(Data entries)
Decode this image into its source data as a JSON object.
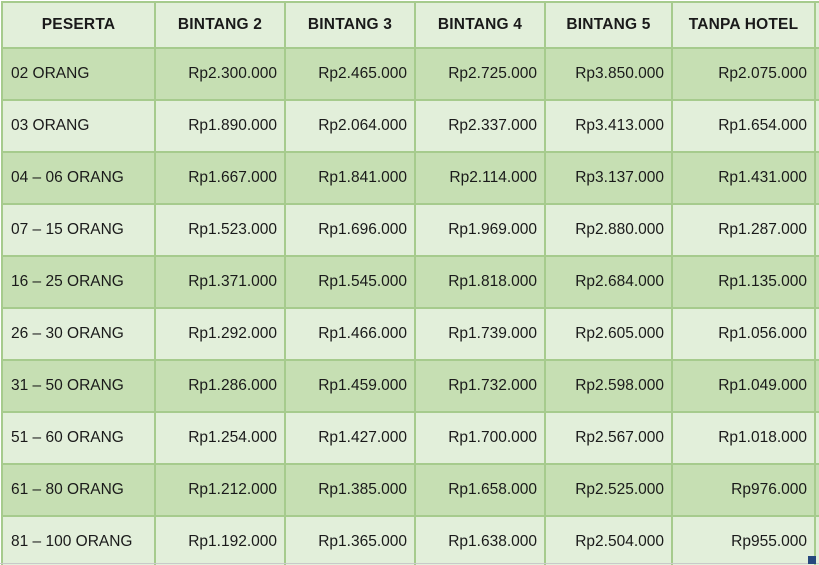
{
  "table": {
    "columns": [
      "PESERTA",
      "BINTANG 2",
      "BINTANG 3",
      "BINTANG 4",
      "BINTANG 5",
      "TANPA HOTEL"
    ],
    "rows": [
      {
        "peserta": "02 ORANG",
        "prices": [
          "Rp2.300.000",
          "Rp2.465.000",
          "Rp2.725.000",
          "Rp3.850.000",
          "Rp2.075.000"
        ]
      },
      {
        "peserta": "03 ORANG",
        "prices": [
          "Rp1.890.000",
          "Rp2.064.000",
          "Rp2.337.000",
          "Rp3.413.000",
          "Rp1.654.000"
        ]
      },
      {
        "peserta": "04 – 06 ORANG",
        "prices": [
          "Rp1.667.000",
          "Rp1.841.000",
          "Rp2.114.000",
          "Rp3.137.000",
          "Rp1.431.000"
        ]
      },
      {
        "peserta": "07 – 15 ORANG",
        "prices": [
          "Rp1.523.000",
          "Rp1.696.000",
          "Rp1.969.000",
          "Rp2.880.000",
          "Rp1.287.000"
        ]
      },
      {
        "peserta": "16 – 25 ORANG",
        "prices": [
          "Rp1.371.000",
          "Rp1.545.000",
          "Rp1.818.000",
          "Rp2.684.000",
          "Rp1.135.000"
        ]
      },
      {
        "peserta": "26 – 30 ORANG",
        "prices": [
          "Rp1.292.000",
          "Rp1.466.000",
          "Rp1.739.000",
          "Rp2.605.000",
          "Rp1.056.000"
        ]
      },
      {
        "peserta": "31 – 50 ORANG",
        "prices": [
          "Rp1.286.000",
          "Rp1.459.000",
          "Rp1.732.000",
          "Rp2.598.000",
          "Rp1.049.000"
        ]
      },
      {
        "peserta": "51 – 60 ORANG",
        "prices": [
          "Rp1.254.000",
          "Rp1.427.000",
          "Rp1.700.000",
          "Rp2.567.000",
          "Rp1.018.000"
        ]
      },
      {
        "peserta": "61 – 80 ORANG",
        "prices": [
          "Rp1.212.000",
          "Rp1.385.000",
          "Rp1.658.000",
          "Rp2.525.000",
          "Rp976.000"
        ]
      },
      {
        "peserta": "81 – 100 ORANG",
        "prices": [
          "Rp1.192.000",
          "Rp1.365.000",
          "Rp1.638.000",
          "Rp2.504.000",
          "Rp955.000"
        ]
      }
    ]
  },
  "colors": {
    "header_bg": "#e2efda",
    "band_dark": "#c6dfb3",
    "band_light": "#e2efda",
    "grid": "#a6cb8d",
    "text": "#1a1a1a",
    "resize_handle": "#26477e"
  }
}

* * *

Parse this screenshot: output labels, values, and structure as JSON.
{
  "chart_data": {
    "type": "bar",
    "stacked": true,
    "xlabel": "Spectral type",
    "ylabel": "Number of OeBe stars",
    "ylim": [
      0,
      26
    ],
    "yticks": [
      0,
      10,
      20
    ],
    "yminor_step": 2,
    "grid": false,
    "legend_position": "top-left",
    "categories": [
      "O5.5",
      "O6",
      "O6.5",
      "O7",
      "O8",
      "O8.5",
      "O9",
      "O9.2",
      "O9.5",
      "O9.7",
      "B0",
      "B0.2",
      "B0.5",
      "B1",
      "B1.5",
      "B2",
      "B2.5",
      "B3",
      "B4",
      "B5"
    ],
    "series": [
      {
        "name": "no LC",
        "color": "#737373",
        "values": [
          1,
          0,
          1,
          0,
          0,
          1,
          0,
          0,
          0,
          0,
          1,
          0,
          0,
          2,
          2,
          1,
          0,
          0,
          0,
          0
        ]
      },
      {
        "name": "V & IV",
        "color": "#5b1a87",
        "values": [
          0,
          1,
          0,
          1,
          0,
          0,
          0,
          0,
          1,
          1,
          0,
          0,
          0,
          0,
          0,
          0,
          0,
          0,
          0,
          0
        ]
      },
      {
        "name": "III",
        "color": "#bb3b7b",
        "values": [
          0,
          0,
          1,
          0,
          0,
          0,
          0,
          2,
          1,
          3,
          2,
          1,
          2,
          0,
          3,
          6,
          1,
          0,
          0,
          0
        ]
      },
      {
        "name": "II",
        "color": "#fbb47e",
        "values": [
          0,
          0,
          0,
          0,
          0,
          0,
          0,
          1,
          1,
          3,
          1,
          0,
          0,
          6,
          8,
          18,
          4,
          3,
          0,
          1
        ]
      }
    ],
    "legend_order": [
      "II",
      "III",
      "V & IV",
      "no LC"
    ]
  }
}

What to produce → Where a line in the entries holds the word "ORANG", copy that line.

The answer →
        "peserta": "02 ORANG",
        "peserta": "03 ORANG",
        "peserta": "04 – 06 ORANG",
        "peserta": "07 – 15 ORANG",
        "peserta": "16 – 25 ORANG",
        "peserta": "26 – 30 ORANG",
        "peserta": "31 – 50 ORANG",
        "peserta": "51 – 60 ORANG",
        "peserta": "61 – 80 ORANG",
        "peserta": "81 – 100 ORANG",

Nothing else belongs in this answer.